* **RECORDS FOR THE TASK**:
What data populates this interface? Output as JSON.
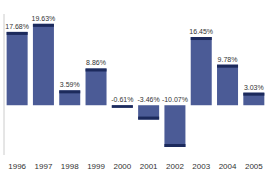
{
  "chart_data": {
    "type": "bar",
    "categories": [
      "1996",
      "1997",
      "1998",
      "1999",
      "2000",
      "2001",
      "2002",
      "2003",
      "2004",
      "2005"
    ],
    "values": [
      17.68,
      19.63,
      3.59,
      8.86,
      -0.61,
      -3.46,
      -10.07,
      16.45,
      9.78,
      3.03
    ],
    "value_labels": [
      "17.68%",
      "19.63%",
      "3.59%",
      "8.86%",
      "-0.61%",
      "-3.46%",
      "-10.07%",
      "16.45%",
      "9.78%",
      "3.03%"
    ],
    "color": "#4b5b96",
    "ylim": [
      -12,
      22
    ],
    "data_labels": true,
    "tick_labels": "x"
  }
}
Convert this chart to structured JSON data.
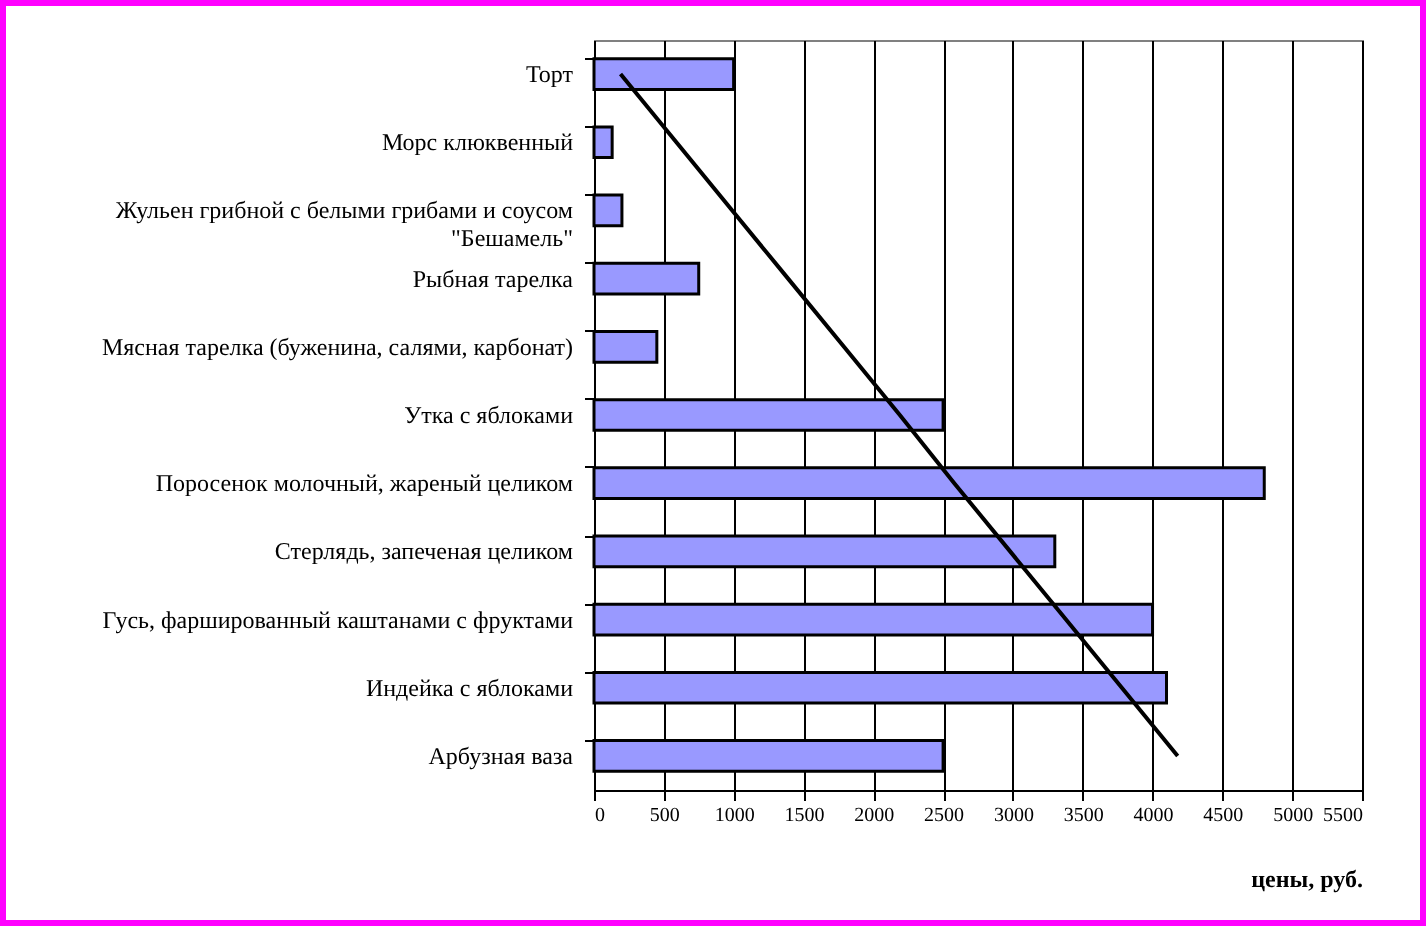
{
  "chart_data": {
    "type": "bar",
    "orientation": "horizontal",
    "xlabel": "цены, руб.",
    "categories": [
      "Торт",
      "Морс клюквенный",
      "Жульен грибной с белыми грибами и соусом \"Бешамель\"",
      "Рыбная тарелка",
      "Мясная тарелка (буженина, салями, карбонат)",
      "Утка с яблоками",
      "Поросенок молочный, жареный целиком",
      "Стерлядь, запеченая целиком",
      "Гусь, фаршированный каштанами с фруктами",
      "Индейка с яблоками",
      "Арбузная ваза"
    ],
    "series": [
      {
        "color": "#9999ff",
        "values": [
          1000,
          130,
          200,
          750,
          450,
          2500,
          4800,
          3300,
          4000,
          4100,
          2500
        ]
      },
      {
        "type": "line",
        "color": "#000000",
        "values": [
          190,
          590,
          990,
          1390,
          1790,
          2190,
          2580,
          2980,
          3380,
          3780,
          4180
        ]
      }
    ],
    "xlim": [
      0,
      5500
    ],
    "xticks": [
      0,
      500,
      1000,
      1500,
      2000,
      2500,
      3000,
      3500,
      4000,
      4500,
      5000,
      5500
    ],
    "grid": "x"
  }
}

* **PROBLEM TO SOLVE**:
The records above need to be given again exactly. Omit the pictures.

* **EXPECTED ANSWER**:
What data populates this interface? Output as JSON.
{
  "chart_data": {
    "type": "bar",
    "categories": [
      "1996",
      "1997",
      "1998",
      "1999",
      "2000",
      "2001",
      "2002",
      "2003",
      "2004",
      "2005"
    ],
    "values": [
      17.68,
      19.63,
      3.59,
      8.86,
      -0.61,
      -3.46,
      -10.07,
      16.45,
      9.78,
      3.03
    ],
    "value_labels": [
      "17.68%",
      "19.63%",
      "3.59%",
      "8.86%",
      "-0.61%",
      "-3.46%",
      "-10.07%",
      "16.45%",
      "9.78%",
      "3.03%"
    ],
    "color": "#4b5b96",
    "ylim": [
      -12,
      22
    ],
    "data_labels": true,
    "tick_labels": "x"
  }
}
Convert this chart to structured JSON data.
{
  "chart_data": {
    "type": "bar",
    "orientation": "horizontal",
    "xlabel": "цены, руб.",
    "categories": [
      "Торт",
      "Морс клюквенный",
      "Жульен грибной с белыми грибами и соусом \"Бешамель\"",
      "Рыбная тарелка",
      "Мясная тарелка (буженина, салями, карбонат)",
      "Утка с яблоками",
      "Поросенок молочный, жареный целиком",
      "Стерлядь, запеченая целиком",
      "Гусь, фаршированный каштанами с фруктами",
      "Индейка с яблоками",
      "Арбузная ваза"
    ],
    "series": [
      {
        "color": "#9999ff",
        "values": [
          1000,
          130,
          200,
          750,
          450,
          2500,
          4800,
          3300,
          4000,
          4100,
          2500
        ]
      },
      {
        "type": "line",
        "color": "#000000",
        "values": [
          190,
          590,
          990,
          1390,
          1790,
          2190,
          2580,
          2980,
          3380,
          3780,
          4180
        ]
      }
    ],
    "xlim": [
      0,
      5500
    ],
    "xticks": [
      0,
      500,
      1000,
      1500,
      2000,
      2500,
      3000,
      3500,
      4000,
      4500,
      5000,
      5500
    ],
    "grid": "x"
  }
}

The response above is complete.